[Short exercise]
Quote the records in full and leave their pictures out.

(Dataset items)
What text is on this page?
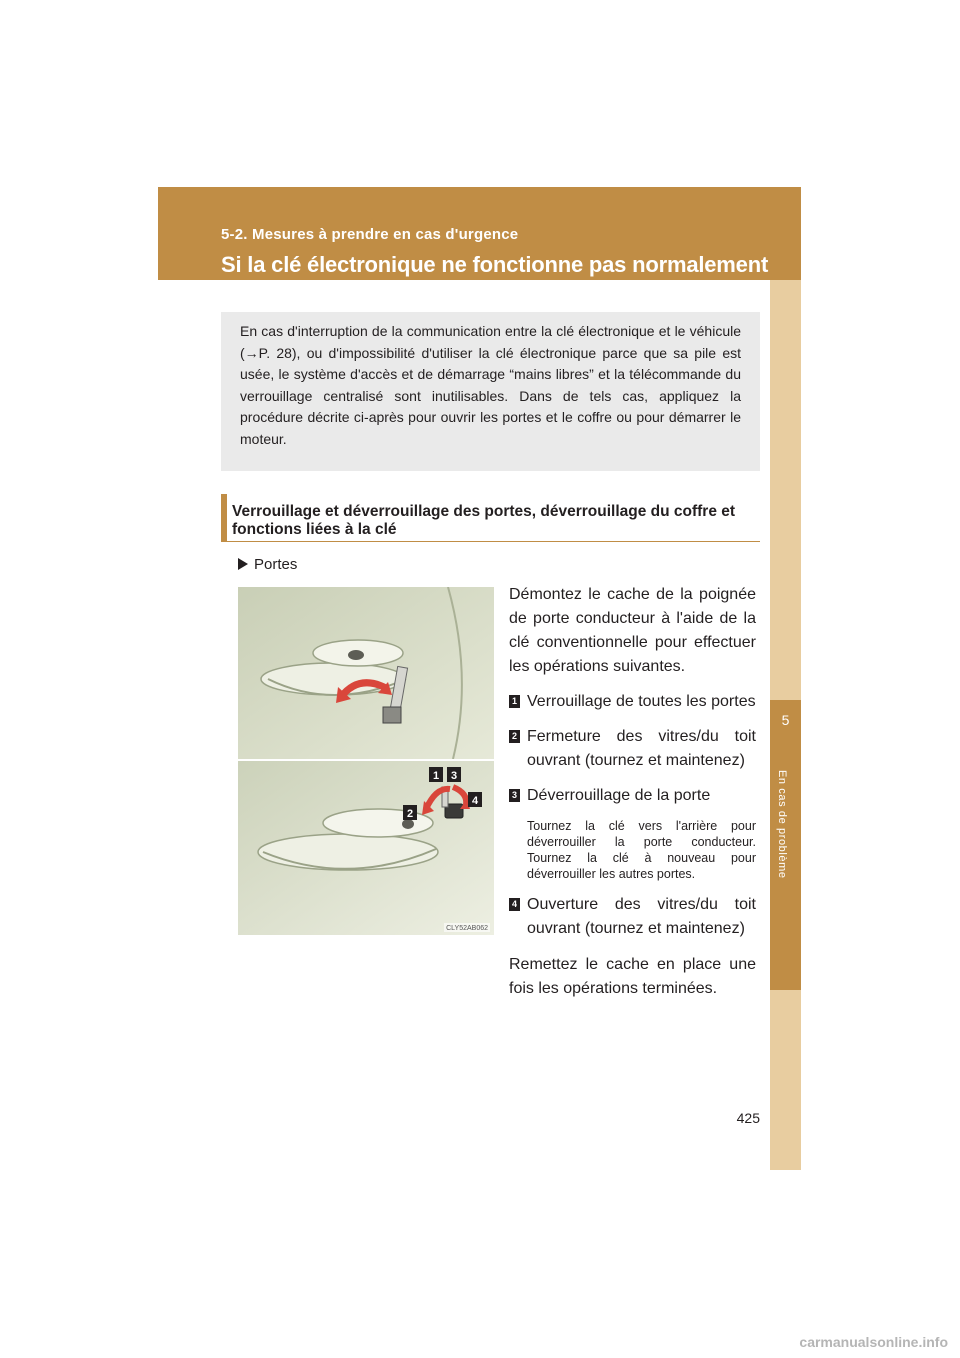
5-2. Mesures à prendre en cas d'urgence
Si la clé électronique ne fonctionne pas normalement
5
En cas de problème

En cas d'interruption de la communication entre la clé électronique et le véhicule (→P. 28), ou d'impossibilité d'utiliser la clé électronique parce que sa pile est usée, le système d'accès et de démarrage “mains libres” et la télécommande du verrouillage centralisé sont inutilisables. Dans de tels cas, appliquez la procédure décrite ci-après pour ouvrir les portes et le coffre ou pour démarrer le moteur.

Verrouillage et déverrouillage des portes, déverrouillage du coffre et fonctions liées à la clé
Portes
1 3
2
4
CLY52AB062

Démontez le cache de la poignée de porte conducteur à l'aide de la clé conventionnelle pour effectuer les opérations suivantes.

1 Verrouillage de toutes les portes
2 Fermeture des vitres/du toit ouvrant (tournez et maintenez)
3 Déverrouillage de la porte

Tournez la clé vers l'arrière pour déverrouiller la porte conducteur. Tournez la clé à nouveau pour déverrouiller les autres portes.

4 Ouverture des vitres/du toit ouvrant (tournez et maintenez)

Remettez le cache en place une fois les opérations terminées.

425
carmanualsonline.info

[Answer to the exercise]
What text is on this page?
5-2. Mesures à prendre en cas d'urgence
Si la clé électronique ne fonctionne pas normalement
5
En cas de problème

En cas d'interruption de la communication entre la clé électronique et le véhicule (→P. 28), ou d'impossibilité d'utiliser la clé électronique parce que sa pile est usée, le système d'accès et de démarrage “mains libres” et la télécommande du verrouillage centralisé sont inutilisables. Dans de tels cas, appliquez la procédure décrite ci-après pour ouvrir les portes et le coffre ou pour démarrer le moteur.

Verrouillage et déverrouillage des portes, déverrouillage du coffre et fonctions liées à la clé
Portes
1 3
2
4
CLY52AB062

Démontez le cache de la poignée de porte conducteur à l'aide de la clé conventionnelle pour effectuer les opérations suivantes.

1 Verrouillage de toutes les portes
2 Fermeture des vitres/du toit ouvrant (tournez et maintenez)
3 Déverrouillage de la porte

Tournez la clé vers l'arrière pour déverrouiller la porte conducteur. Tournez la clé à nouveau pour déverrouiller les autres portes.

4 Ouverture des vitres/du toit ouvrant (tournez et maintenez)

Remettez le cache en place une fois les opérations terminées.

425
carmanualsonline.info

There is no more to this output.